> [WHAT TO WORK ON]
**a.** Duplicate the part of the sermon on Psalm 23 starting with "But, as is almost" and going on through "become a problem.".
**b.** Go on with the sermon on Psalm 23 from the point where it stops.

> [EXTRACT PROVIDED]
◇ ◇ ◇ ◇
Sunday, April 26, 2015

Sermon: A Time For Sheep and a Time For Goats

Grace Presbyterian Church
April 26, 2015, Easter 4B
Psalm 23; John 10:11-18; Acts 4:5-12

A Time For Sheep and a Time For Goats

It’s beautiful stuff, to be sure.
If John 3:16 is the most memorized and most immediately familiar individual verse in the whole Bible, I’d guess that Psalm 23 is the most immediately familiar longer passage. It’s almost impossible not to know if you’ve spent even a small part of your life in the church. You can go in your average “Christian” bookstore and be bombarded with books about this one psalm. If you were to thumb through your hymnal you’d notice that the hymn we sang a few minutes ago is far from the only version of this psalm in the hymnal; in fact there are six different versions, total, and they are hardly exhaustive of the number of settings of this psalm that have been made. I’ll bet that a lot of you had trouble with the responsive reading earlier in the service, not because the psalm wasn’t familiar enough, but because it was too familiar – it was hard not to slip into the old King James Version of the psalm, with all the “thy”s and “thou”s, wasn’t it?
Just as the lectionary for the second Sunday of Easter always points us towards the story of Thomas, this fourth Sunday of Easter always features Psalm 23, and always pairs it with some portion of the tenth chapter of John’s gospel; this year, as you have heard, the passage that begins with Jesus’s “I am the good shepherd” declaration is featured. So sometimes this Sunday gets called “Shepherd Sunday,” and sermons and songs about the shepherd-ness of Jesus are preached. This is of course highly appropriate; the care Jesus shows to his “flock” – comfort in time of fear, laying down his life for his sheep – are the stuff of faith, and should be preached and taught.
But, as is almost always true with these extremely familiar verses or passages of scripture, the scripture – or more accurately, our treatment of that scripture – can become a problem.
In this case, we get caught reading these passages about Jesus, full of attributes of Jesus, as if they are somehow about us. John’s passage really doesn’t address us at all. There is some contrast with the “hired hand,” one who is not the true shepherd and does not know the sheep, who cuts and runs when the wolves show up. Aside from a brief “I know my own and my own know me,” there really isn’t much in this passage about us, the presumed sheep under the care of the shepherd.
◇ ◇ ◇ ◇
> [DATA ENTRIES]
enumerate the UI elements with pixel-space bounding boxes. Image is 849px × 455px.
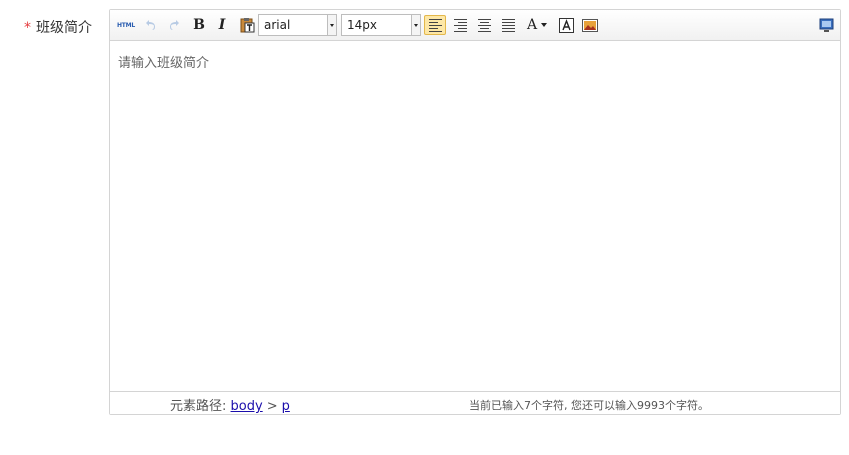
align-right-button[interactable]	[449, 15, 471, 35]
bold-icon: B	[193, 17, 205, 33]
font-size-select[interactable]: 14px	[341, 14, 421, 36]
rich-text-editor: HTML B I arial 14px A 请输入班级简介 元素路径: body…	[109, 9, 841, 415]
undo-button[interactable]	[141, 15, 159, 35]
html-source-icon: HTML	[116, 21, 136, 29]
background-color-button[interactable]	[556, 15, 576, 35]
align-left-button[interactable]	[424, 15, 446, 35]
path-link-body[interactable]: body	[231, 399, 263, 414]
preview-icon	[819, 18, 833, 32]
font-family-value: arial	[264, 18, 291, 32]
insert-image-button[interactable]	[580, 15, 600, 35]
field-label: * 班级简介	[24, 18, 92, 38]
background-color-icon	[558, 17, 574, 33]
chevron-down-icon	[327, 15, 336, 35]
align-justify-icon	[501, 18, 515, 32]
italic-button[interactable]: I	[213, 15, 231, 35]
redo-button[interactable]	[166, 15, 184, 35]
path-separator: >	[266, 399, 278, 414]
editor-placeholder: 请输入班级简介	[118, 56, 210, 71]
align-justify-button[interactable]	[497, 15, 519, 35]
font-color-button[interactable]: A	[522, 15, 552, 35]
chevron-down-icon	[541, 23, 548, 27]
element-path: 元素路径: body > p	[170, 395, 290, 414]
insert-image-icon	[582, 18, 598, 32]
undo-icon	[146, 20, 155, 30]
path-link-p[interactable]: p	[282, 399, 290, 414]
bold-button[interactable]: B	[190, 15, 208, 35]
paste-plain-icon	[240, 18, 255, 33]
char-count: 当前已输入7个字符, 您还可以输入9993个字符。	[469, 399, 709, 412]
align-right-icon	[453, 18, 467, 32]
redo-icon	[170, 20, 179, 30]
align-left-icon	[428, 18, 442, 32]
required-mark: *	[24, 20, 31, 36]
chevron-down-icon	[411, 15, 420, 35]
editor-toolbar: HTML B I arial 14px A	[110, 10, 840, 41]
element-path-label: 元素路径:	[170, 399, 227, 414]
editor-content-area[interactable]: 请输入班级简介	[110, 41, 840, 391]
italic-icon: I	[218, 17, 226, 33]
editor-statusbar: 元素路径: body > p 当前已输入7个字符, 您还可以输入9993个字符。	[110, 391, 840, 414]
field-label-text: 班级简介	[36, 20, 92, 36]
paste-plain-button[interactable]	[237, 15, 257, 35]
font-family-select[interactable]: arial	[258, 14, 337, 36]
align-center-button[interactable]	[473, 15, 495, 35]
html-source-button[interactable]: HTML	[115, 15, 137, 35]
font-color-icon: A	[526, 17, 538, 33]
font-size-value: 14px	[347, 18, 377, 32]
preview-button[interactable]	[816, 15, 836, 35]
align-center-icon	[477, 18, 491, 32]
◇ ◇ ◇ ◇
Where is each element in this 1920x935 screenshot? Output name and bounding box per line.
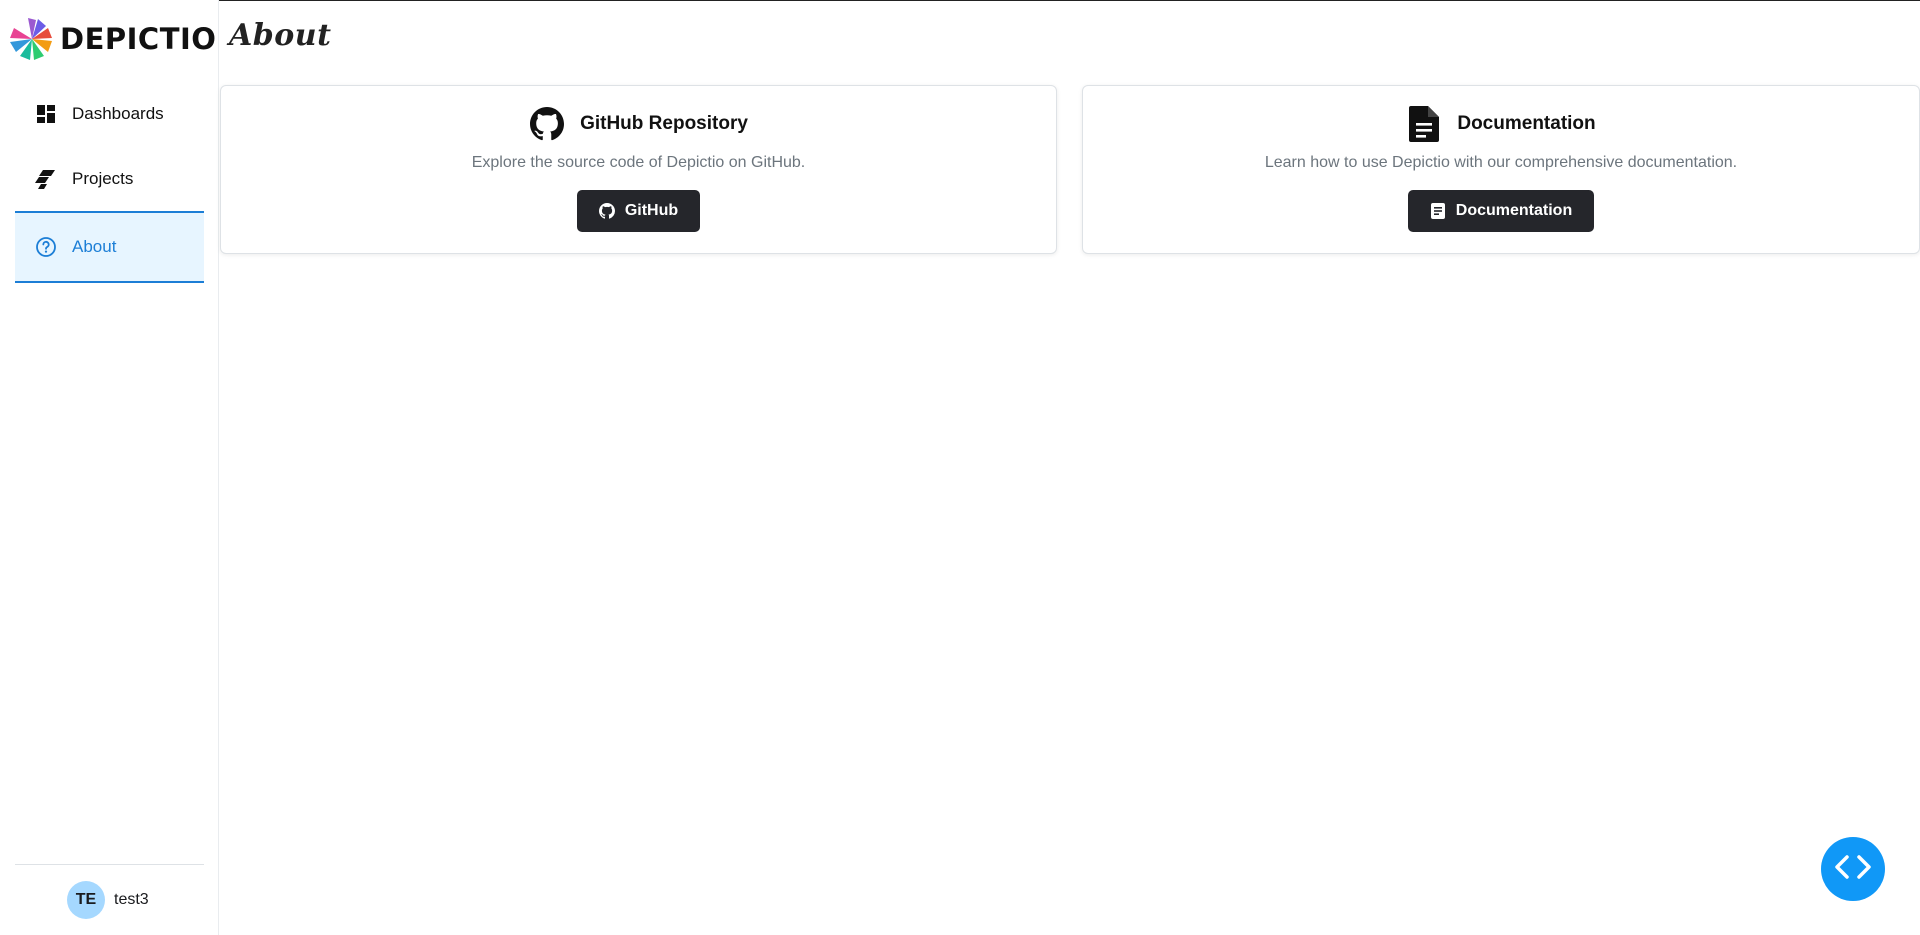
◇ ◇ ◇ ◇
> [SOLVED TASKS]
**a.**
But, as is almost always true with these extremely familiar verses or passages of scripture, the scripture – or more accurately, our treatment of that scripture – can become a problem.

**b.**
Psalm 23 is not quite as focused, but even there the way we respond to the shepherd is framed in response to the shepherd’s care for us. We fear no evil because the shepherd is with us. We will dwell in the house of the Lord forever because the Lord is our shepherd. What the psalmist sings is the goodness of the shepherd.
Where we get confused is in the unspoken, yet no less powerful, assumption that if our Lord is the shepherd, then we’re supposed to be sheep. Other psalms are complicit here; Psalm 100:3 goes there explicitly, saying “we are his people, and the sheep of his pasture,” and other verses from other psalms make similar claims.  Christians have naturally taken such a leap of logic and run with it.
How many of you know, for example, the children’s song called “I Just Wanna Be a Sheep”? That’s the title, for real. Anybody? [sing] “I just wanna be a sheep….I just wanna be a sheep…” And if you really want to do it right, you “baa” like a sheep between those phrases: “I just wanna be a sheep (baa baa-baaaaaa baa!) I just wanna be a sheep (baa baa-baaaaa baa!)…
Our two scriptures for today, though, don’t particularly direct us to go there. Even that passage from Psalm 100 is pretty clearly an isolated reference, not even part of an extended metaphor like Psalm 23 or John 10.  Our first warning, you might say, is not to read into scripture what isn’t actually there.
This is probably a good idea in this case, because sheep are not really very good role models.  I don’t know how many of you, if any, have much background with livestock. I certainly don’t, but you don’t have to be an expert to know that sheep aren’t something you want to emulate.  Perhaps the best way to say it is that sheep are very problematic animals. They aren’t necessarily stupid – for one thing, they’re actually incredibly good at recognizing and distinguishing faces – but they are possessed of so strong a herd instinct that whatever capacity for judgment they have is overwhelmed.
They go astray. Remember the parable about the man with a hundred sheep, and one of them gets lost, and the man leaves the ninety-nine to find the one? Well, the man would be lucky if only one got lost. All it takes is a good-looking clump of grass ready for munching, and if you aren’t keeping the herd together well it’s gone.
On the other hand, if not distracted by all that grass, a sheep will follow whatever’s in front of it, no matter what, even if it leads it right off a cliff.
Sheep literally have to be made to lie down for their own good. As long as the grass is available they’ll keep munching away even when the weight of all that grass threatens to hurt them.
They are largely helpless against any kind of predator. No real defenses.
They are largely helpless if they get into water, particularly running water. That wool picks up a lot of water, and sheep can’t swim. If that sheep isn’t rescued it will drown.
When you get right down to it, it seems like the reason that the shepherd metaphor works so well is that we humans are a little too much like sheep for our own good. We go astray—boy, do we go astray. We’re not above excessive physical indulgence. And we are prone to follow bad leaders, right off a metaphorical cliff sometimes. Being sheep is not an aspiration; it’s the problem with us, one it takes a Good Shepherd to solve.
Now all of that is one potential problem with being careless with such popular passages as these. Here’s another; if you spend much time at all in the Bible, you end up running into a lot of examples in which Christ’s followers, when at their best, are anything but sheep-like.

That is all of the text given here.